(Data entries)
================================
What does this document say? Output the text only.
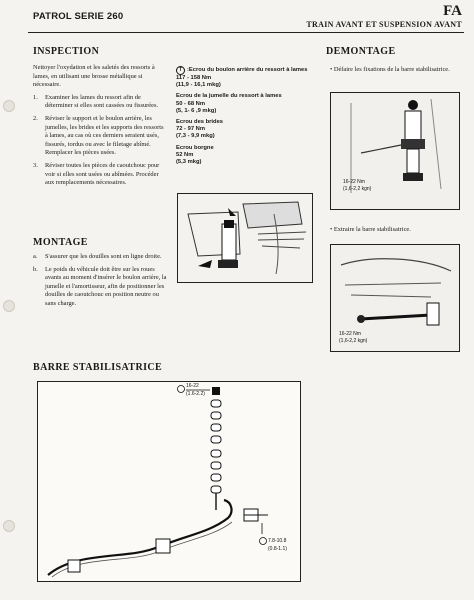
PATROL SERIE 260	FA
TRAIN AVANT ET SUSPENSION AVANT
INSPECTION

Nettoyer l'oxydation et les saletés des ressorts à lames, en utilisant une brosse métallique si nécessaire.

1. Examiner les lames du ressort afin de déterminer si elles sont cassées ou fissurées.
2. Réviser le support et le boulon arrière, les jumelles, les brides et les supports des ressorts à lames, au cas où ces derniers seraient usés, fissurés, tordus ou avec le filetage abîmé. Remplacer les pièces usées.
3. Réviser toutes les pièces de caoutchouc pour voir si elles sont usées ou abîmées. Procéder aux remplacements nécessaires.
T :Ecrou du boulon arrière du ressort à lames
117 - 158 Nm
(11,9 - 16,1 mkg)
Ecrou de la jumelle du ressort à lames
50 - 68 Nm
(5, 1- 6 ,9 mkg)
Ecrou des brides
72 - 97 Nm
(7,3 - 9,9 mkg)
Ecrou borgne
52 Nm
(5,3 mkg)
MONTAGE
a. S'assurer que les douilles sont en ligne droite.
b. Le poids du véhicule doit être sur les roues avants au moment d'insérer le boulon arrière, la jumelle et l'amortisseur, afin de positionner les douilles de caoutchouc en position neutre ou sans charge.
DEMONTAGE
• Défaire les fixations de la barre stabilisatrice.
16-22 Nm
(1,6-2,2 kgn)
• Extraire la barre stabilisatrice.
16-22 Nm
(1,6-2,2 kgn)
BARRE STABILISATRICE
16-22
(1.6-2.2)
7.8-10.8
(0.8-1.1)
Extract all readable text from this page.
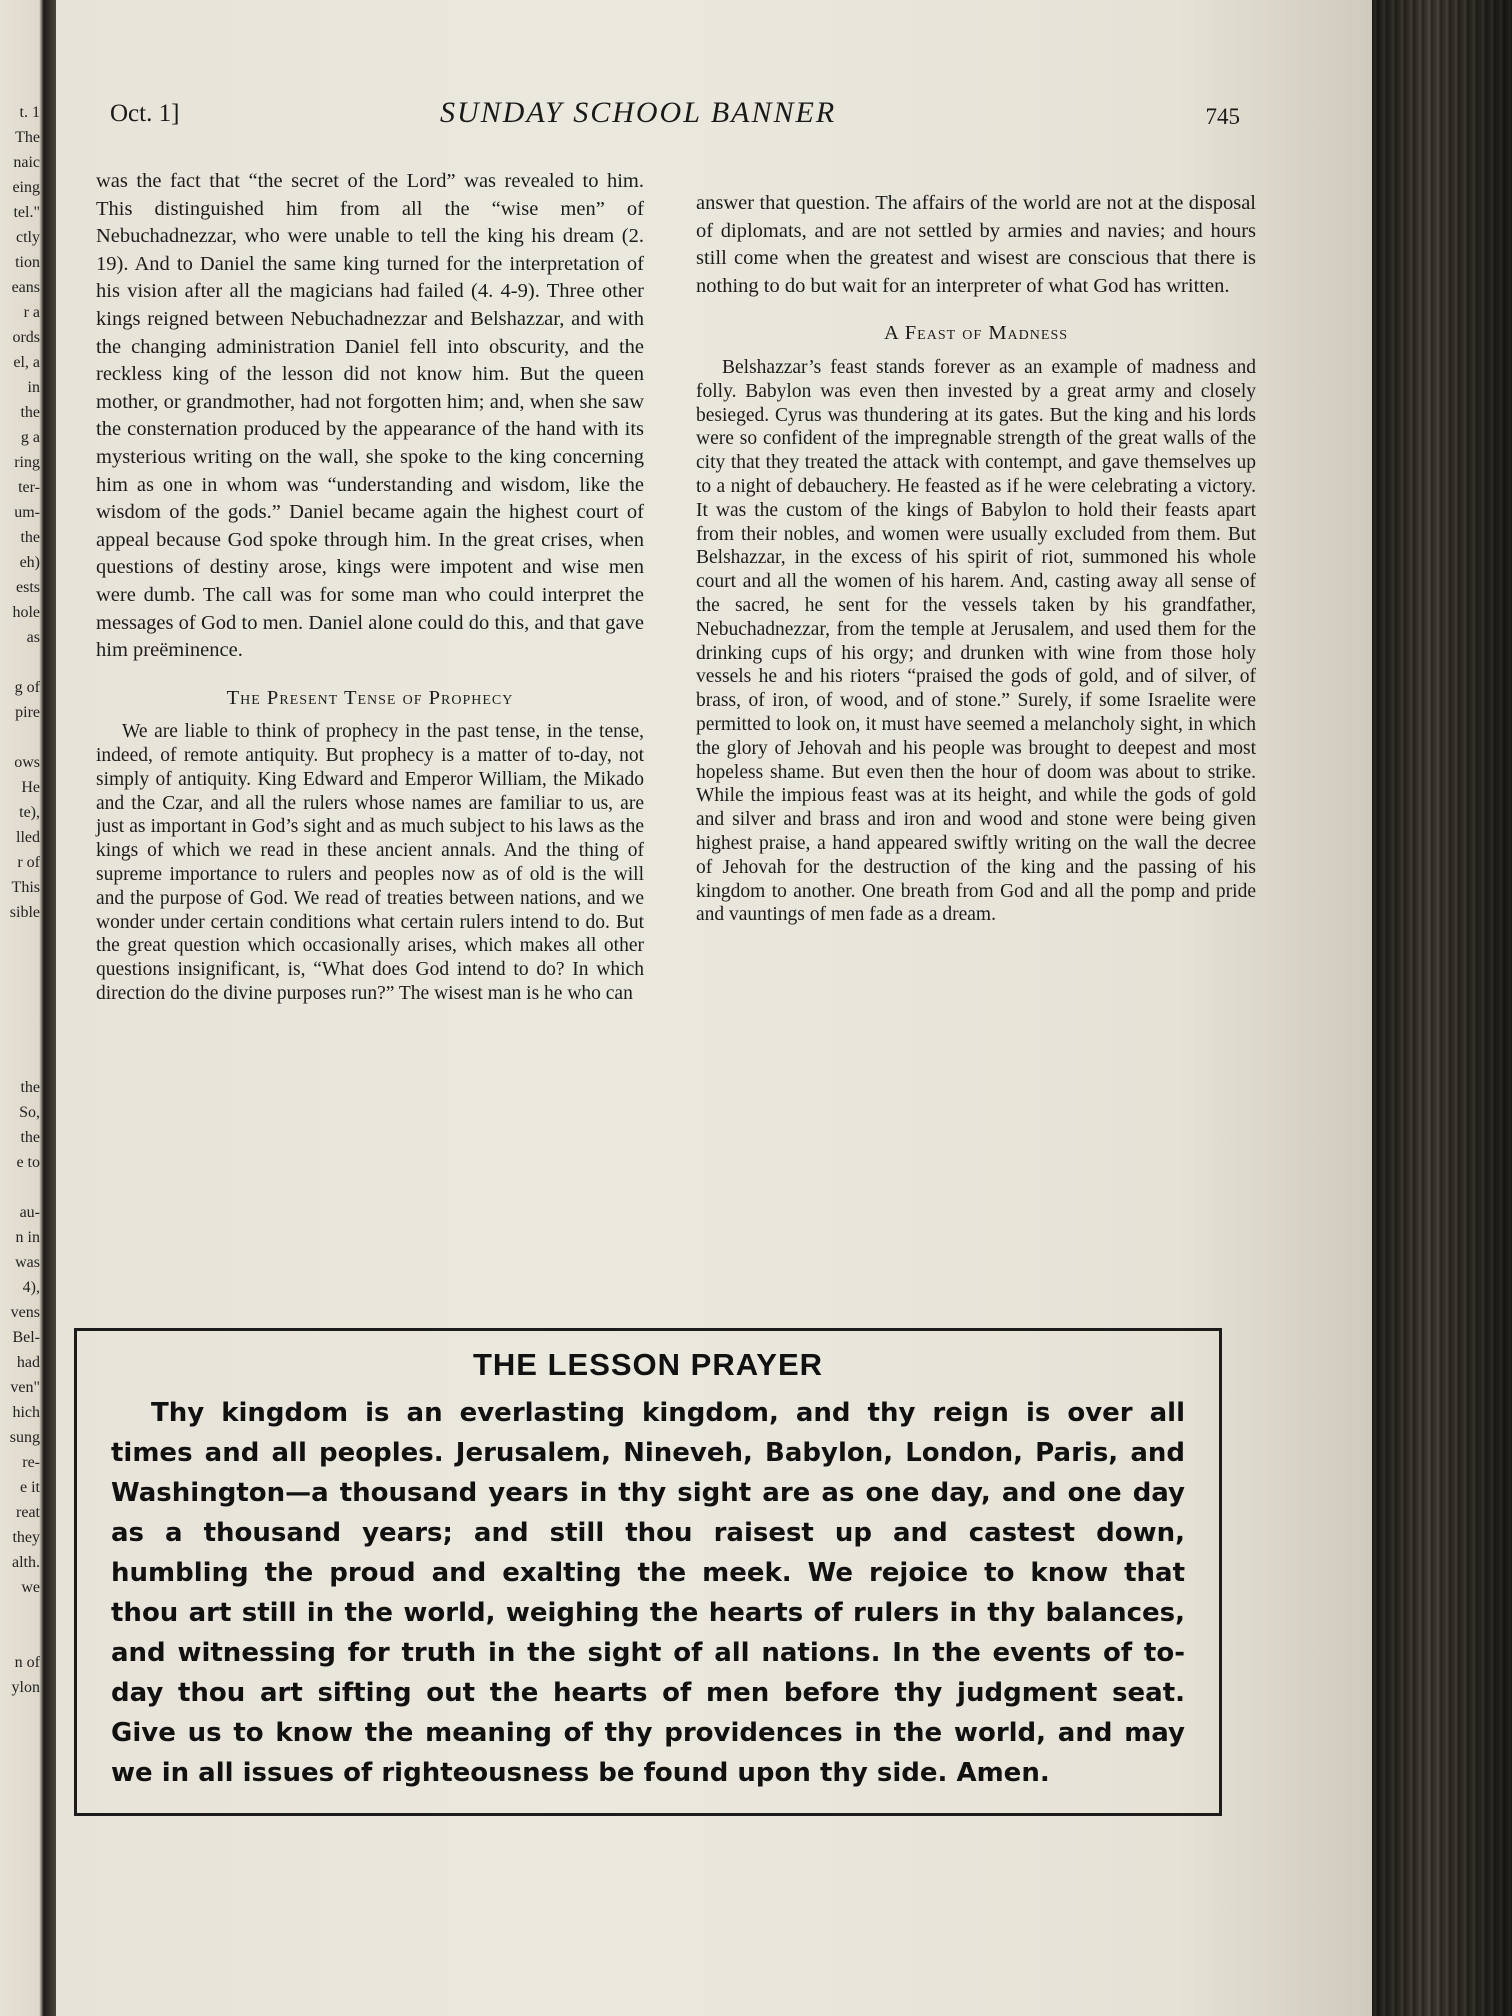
t. 1
The
naic
eing
tel."
ctly
tion
eans
r a
ords
el, a
in
the
g a
ring
ter-
um-
the
eh)
ests
hole
as
g of
pire
ows
He
te),
lled
r of
This
sible
the
So,
the
e to
au-
n in
was
4),
vens
Bel-
had
ven"
hich
sung
re-
e it
reat
they
alth.
we
n of
ylon
Oct. 1]	SUNDAY SCHOOL BANNER	745

was the fact that “the secret of the Lord” was revealed to him. This distinguished him from all the “wise men” of Nebuchadnezzar, who were unable to tell the king his dream (2. 19). And to Daniel the same king turned for the interpretation of his vision after all the magicians had failed (4. 4-9). Three other kings reigned between Nebuchadnezzar and Belshazzar, and with the changing administration Daniel fell into obscurity, and the reckless king of the lesson did not know him. But the queen mother, or grandmother, had not forgotten him; and, when she saw the consternation produced by the appearance of the hand with its mysterious writing on the wall, she spoke to the king concerning him as one in whom was “understanding and wisdom, like the wisdom of the gods.” Daniel became again the highest court of appeal because God spoke through him. In the great crises, when questions of destiny arose, kings were impotent and wise men were dumb. The call was for some man who could interpret the messages of God to men. Daniel alone could do this, and that gave him preëminence.

The Present Tense of Prophecy

We are liable to think of prophecy in the past tense, in the tense, indeed, of remote antiquity. But prophecy is a matter of to-day, not simply of antiquity. King Edward and Emperor William, the Mikado and the Czar, and all the rulers whose names are familiar to us, are just as important in God’s sight and as much subject to his laws as the kings of which we read in these ancient annals. And the thing of supreme importance to rulers and peoples now as of old is the will and the purpose of God. We read of treaties between nations, and we wonder under certain conditions what certain rulers intend to do. But the great question which occasionally arises, which makes all other questions insignificant, is, “What does God intend to do? In which direction do the divine purposes run?” The wisest man is he who can

answer that question. The affairs of the world are not at the disposal of diplomats, and are not settled by armies and navies; and hours still come when the greatest and wisest are conscious that there is nothing to do but wait for an interpreter of what God has written.

A Feast of Madness

Belshazzar’s feast stands forever as an example of madness and folly. Babylon was even then invested by a great army and closely besieged. Cyrus was thundering at its gates. But the king and his lords were so confident of the impregnable strength of the great walls of the city that they treated the attack with contempt, and gave themselves up to a night of debauchery. He feasted as if he were celebrating a victory. It was the custom of the kings of Babylon to hold their feasts apart from their nobles, and women were usually excluded from them. But Belshazzar, in the excess of his spirit of riot, summoned his whole court and all the women of his harem. And, casting away all sense of the sacred, he sent for the vessels taken by his grandfather, Nebuchadnezzar, from the temple at Jerusalem, and used them for the drinking cups of his orgy; and drunken with wine from those holy vessels he and his rioters “praised the gods of gold, and of silver, of brass, of iron, of wood, and of stone.” Surely, if some Israelite were permitted to look on, it must have seemed a melancholy sight, in which the glory of Jehovah and his people was brought to deepest and most hopeless shame. But even then the hour of doom was about to strike. While the impious feast was at its height, and while the gods of gold and silver and brass and iron and wood and stone were being given highest praise, a hand appeared swiftly writing on the wall the decree of Jehovah for the destruction of the king and the passing of his kingdom to another. One breath from God and all the pomp and pride and vauntings of men fade as a dream.

THE LESSON PRAYER

Thy kingdom is an everlasting kingdom, and thy reign is over all times and all peoples. Jerusalem, Nineveh, Babylon, London, Paris, and Washington—a thousand years in thy sight are as one day, and one day as a thousand years; and still thou raisest up and castest down, humbling the proud and exalting the meek. We rejoice to know that thou art still in the world, weighing the hearts of rulers in thy balances, and witnessing for truth in the sight of all nations. In the events of to-day thou art sifting out the hearts of men before thy judgment seat. Give us to know the meaning of thy providences in the world, and may we in all issues of righteousness be found upon thy side. Amen.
================================
** Requirement **
Return every line containing "brides".

** Result for this task **
2. Réviser le support et le boulon arrière, les jumelles, les brides et les supports des ressorts à lames, au cas où ces derniers seraient usés, fissurés, tordus ou avec le filetage abîmé. Remplacer les pièces usées.
Ecrou des brides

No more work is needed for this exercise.